* What to do: Find each line containing the string "ἐμφλοιοσπέρματα". Copy it.

* Data:
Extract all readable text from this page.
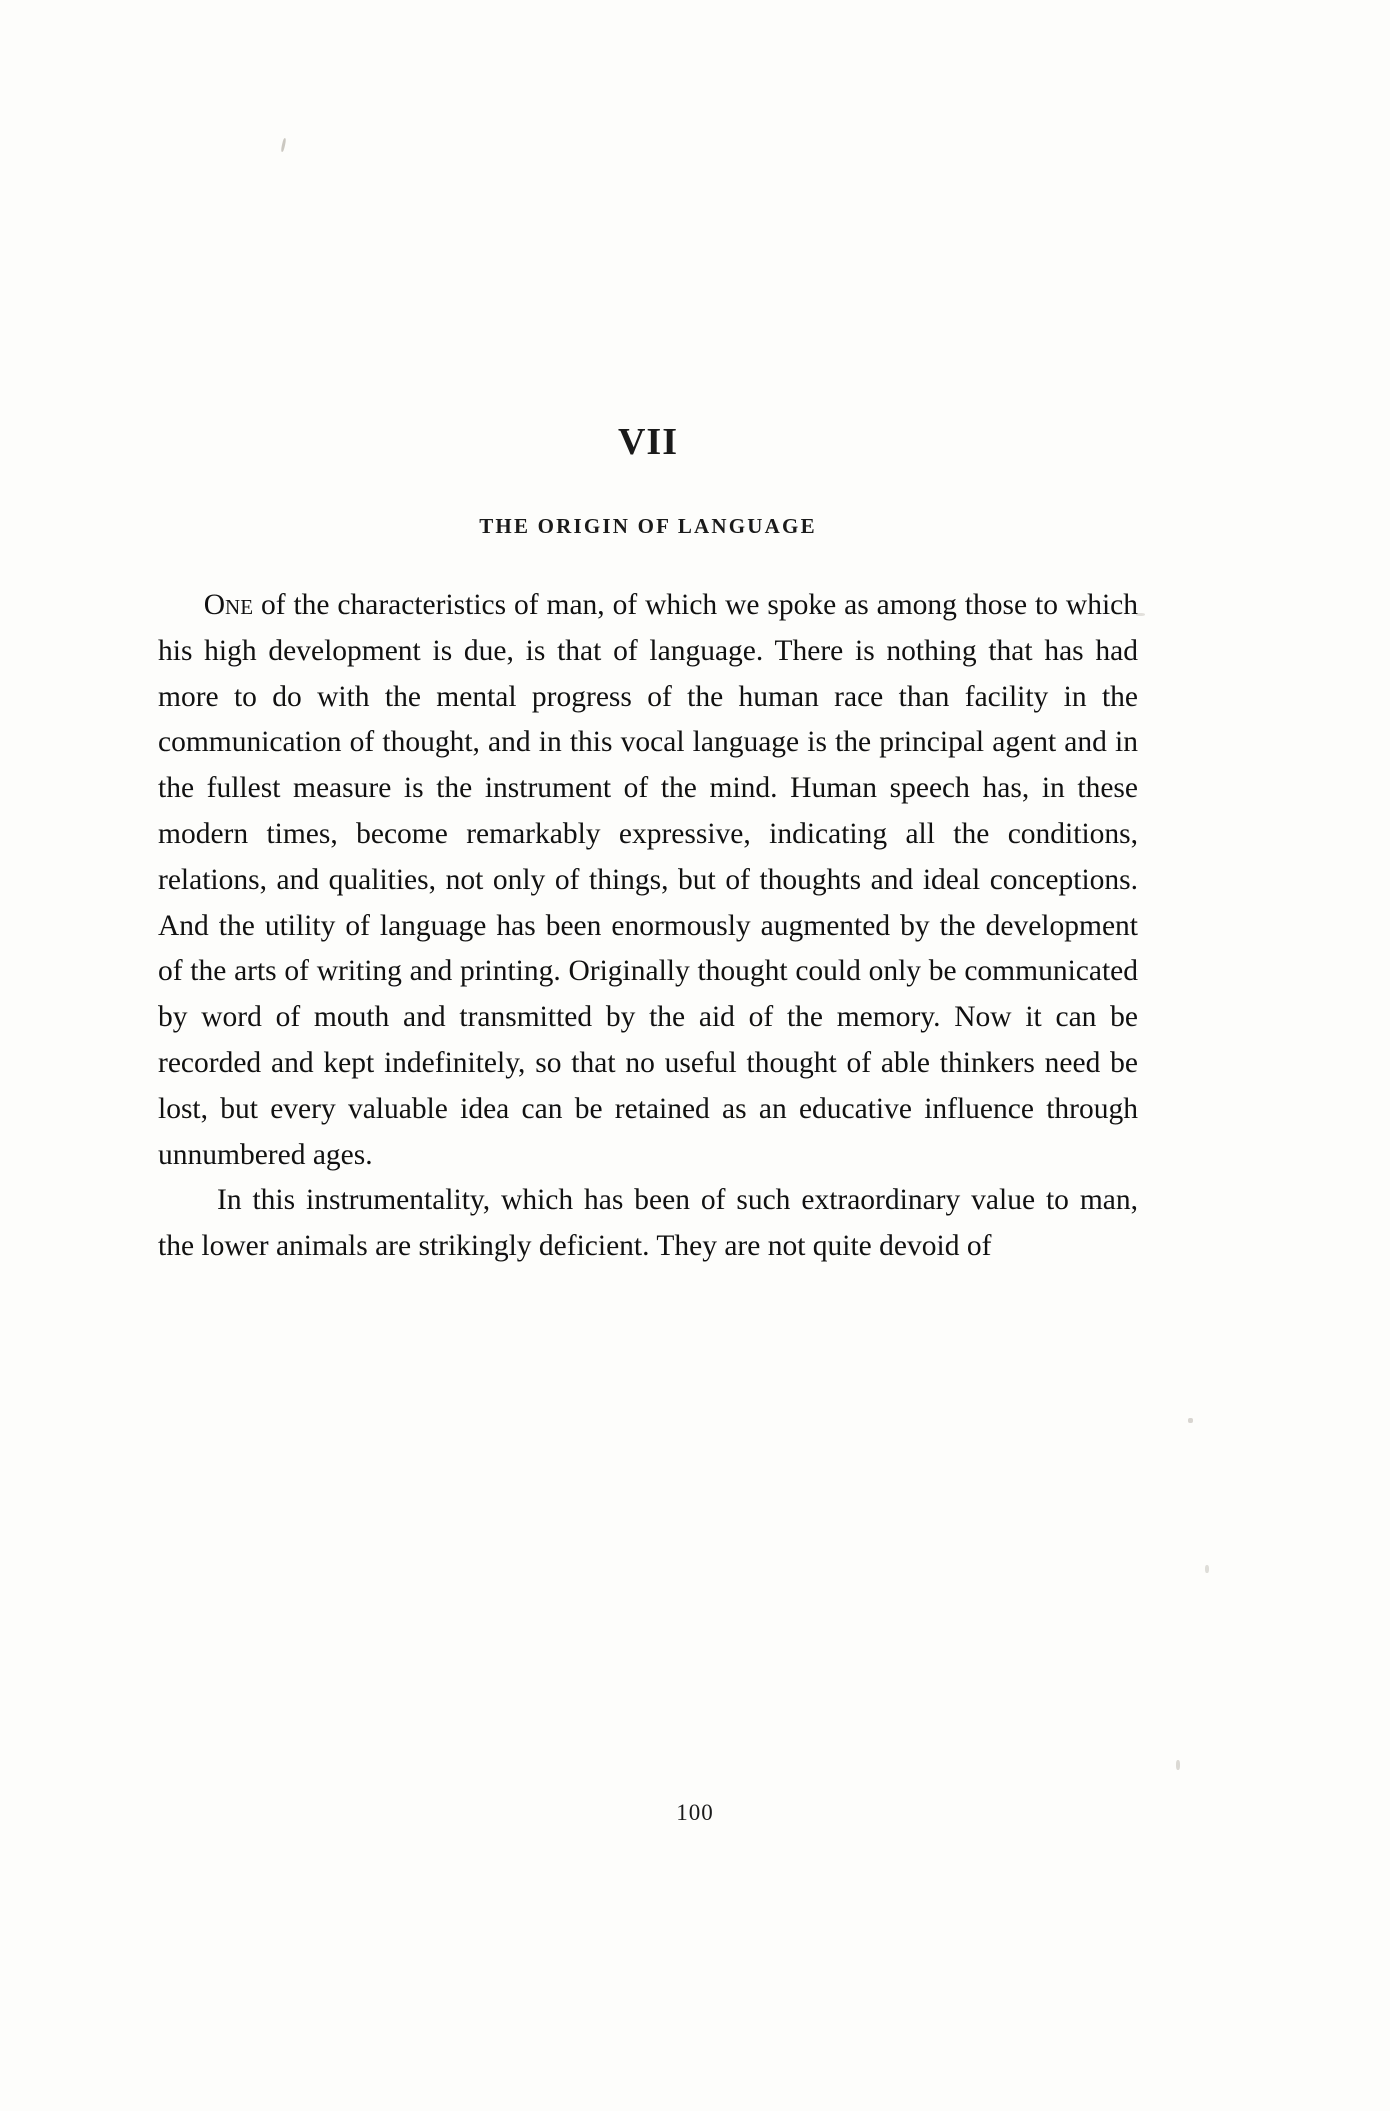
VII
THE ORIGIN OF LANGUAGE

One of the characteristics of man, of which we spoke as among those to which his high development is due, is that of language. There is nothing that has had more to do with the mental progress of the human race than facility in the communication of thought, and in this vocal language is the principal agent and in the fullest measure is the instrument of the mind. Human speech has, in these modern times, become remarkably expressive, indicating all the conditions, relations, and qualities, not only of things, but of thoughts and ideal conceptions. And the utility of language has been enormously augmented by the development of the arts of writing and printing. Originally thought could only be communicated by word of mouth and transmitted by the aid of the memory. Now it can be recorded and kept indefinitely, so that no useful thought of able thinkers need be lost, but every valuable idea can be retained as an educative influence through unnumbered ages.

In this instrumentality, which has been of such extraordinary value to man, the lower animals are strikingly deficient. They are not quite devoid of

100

...

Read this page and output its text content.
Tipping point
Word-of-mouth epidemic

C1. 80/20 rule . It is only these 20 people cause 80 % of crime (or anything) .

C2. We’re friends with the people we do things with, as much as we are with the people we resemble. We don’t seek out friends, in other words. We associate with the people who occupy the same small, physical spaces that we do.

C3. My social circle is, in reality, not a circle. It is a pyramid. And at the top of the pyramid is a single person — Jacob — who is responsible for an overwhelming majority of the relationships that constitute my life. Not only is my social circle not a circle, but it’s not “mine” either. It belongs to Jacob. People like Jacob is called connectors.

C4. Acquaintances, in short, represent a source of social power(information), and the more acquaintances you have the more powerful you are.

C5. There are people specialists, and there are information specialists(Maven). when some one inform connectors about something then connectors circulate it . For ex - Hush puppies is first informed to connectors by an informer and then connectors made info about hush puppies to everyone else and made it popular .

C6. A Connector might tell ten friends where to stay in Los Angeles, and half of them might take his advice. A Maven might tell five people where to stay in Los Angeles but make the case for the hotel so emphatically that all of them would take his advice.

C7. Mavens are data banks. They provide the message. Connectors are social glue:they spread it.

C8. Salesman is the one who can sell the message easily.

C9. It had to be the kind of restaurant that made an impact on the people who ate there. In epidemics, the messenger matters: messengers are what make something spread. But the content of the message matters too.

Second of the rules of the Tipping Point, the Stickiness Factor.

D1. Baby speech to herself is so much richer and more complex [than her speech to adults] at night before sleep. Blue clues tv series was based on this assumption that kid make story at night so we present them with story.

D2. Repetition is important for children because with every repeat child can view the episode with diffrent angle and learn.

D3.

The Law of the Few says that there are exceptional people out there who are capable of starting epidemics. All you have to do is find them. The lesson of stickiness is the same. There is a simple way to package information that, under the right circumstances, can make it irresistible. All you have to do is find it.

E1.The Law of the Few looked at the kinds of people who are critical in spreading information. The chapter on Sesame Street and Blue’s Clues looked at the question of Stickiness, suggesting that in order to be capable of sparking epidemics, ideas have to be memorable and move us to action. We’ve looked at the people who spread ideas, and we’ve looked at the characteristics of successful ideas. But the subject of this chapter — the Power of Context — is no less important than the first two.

---

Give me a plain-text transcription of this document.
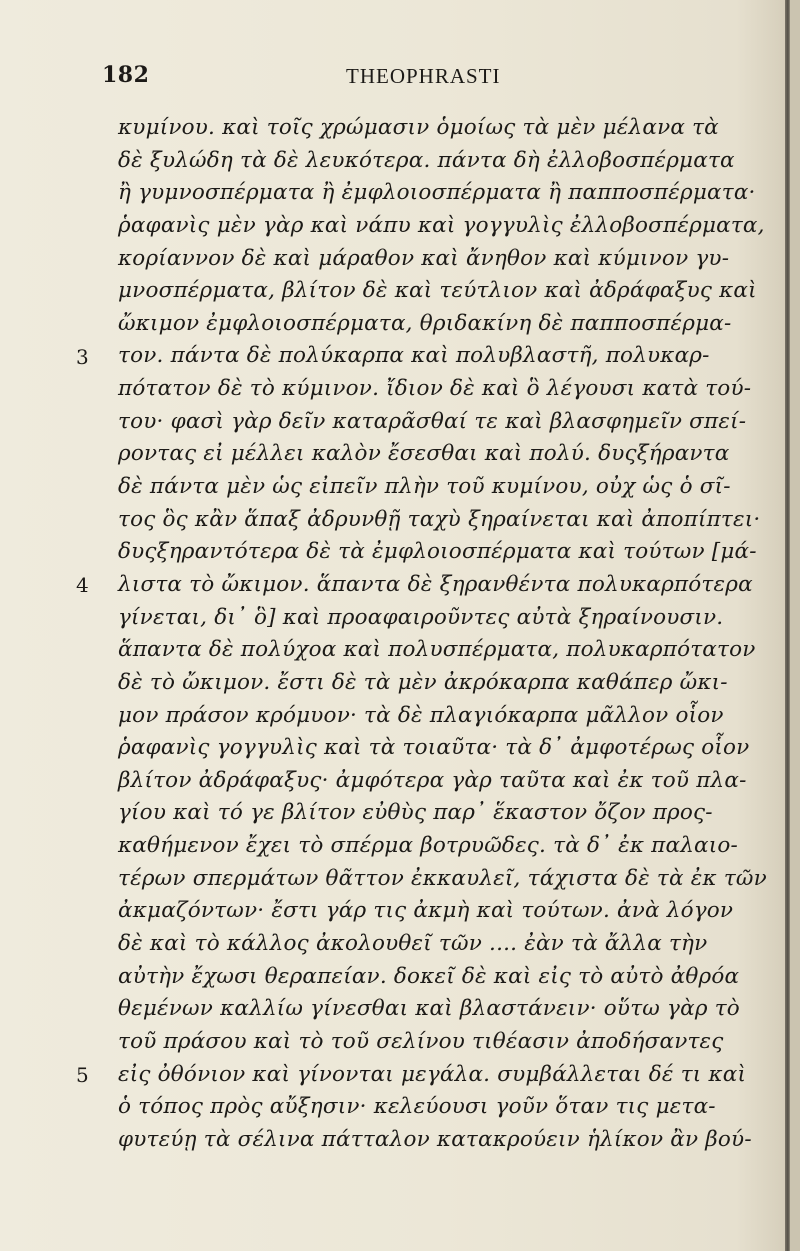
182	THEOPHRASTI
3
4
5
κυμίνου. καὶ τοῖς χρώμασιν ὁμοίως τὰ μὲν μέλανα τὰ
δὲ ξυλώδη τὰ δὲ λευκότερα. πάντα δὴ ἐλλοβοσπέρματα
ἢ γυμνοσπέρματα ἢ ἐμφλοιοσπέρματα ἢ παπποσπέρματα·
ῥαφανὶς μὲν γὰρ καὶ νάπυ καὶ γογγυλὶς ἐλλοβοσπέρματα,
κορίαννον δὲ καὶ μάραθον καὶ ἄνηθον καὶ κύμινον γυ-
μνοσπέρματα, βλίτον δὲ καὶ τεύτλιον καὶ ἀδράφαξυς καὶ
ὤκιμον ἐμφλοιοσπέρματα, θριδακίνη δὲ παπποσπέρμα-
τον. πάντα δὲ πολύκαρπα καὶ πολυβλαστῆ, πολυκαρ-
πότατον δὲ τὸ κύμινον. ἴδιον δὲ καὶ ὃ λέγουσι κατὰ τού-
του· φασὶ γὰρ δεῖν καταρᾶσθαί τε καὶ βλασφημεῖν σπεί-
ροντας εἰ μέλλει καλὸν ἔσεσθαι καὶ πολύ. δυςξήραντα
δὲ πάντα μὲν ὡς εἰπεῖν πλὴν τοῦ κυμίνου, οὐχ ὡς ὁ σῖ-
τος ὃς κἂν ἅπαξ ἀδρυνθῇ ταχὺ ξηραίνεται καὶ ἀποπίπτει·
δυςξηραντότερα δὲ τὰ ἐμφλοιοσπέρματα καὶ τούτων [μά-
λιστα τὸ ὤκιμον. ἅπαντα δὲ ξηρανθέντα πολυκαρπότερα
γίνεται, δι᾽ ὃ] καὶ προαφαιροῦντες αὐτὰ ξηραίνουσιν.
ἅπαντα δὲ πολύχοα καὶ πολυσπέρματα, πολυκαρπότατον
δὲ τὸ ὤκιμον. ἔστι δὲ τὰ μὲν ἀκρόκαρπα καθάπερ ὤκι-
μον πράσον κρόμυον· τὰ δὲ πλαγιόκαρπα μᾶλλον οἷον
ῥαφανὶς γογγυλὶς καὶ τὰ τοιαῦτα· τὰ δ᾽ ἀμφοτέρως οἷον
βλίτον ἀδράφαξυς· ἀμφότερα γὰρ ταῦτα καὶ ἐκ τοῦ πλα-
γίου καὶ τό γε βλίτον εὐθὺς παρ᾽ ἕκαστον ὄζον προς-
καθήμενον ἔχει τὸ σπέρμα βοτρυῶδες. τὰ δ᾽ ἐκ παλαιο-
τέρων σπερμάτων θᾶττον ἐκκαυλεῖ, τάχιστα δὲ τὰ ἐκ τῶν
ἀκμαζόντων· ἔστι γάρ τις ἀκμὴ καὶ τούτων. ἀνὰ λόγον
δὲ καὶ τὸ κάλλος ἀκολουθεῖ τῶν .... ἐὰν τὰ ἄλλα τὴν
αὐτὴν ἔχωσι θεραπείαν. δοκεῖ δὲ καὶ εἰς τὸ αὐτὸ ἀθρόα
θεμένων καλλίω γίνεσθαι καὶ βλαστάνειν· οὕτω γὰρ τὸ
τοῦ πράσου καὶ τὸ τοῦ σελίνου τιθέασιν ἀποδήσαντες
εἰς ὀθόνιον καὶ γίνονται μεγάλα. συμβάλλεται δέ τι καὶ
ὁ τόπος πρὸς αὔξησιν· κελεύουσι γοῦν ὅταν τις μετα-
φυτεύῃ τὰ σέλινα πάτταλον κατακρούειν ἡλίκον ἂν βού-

* Finished exercise:
ἢ γυμνοσπέρματα ἢ ἐμφλοιοσπέρματα ἢ παπποσπέρματα·
ὤκιμον ἐμφλοιοσπέρματα, θριδακίνη δὲ παπποσπέρμα-
δυςξηραντότερα δὲ τὰ ἐμφλοιοσπέρματα καὶ τούτων [μά-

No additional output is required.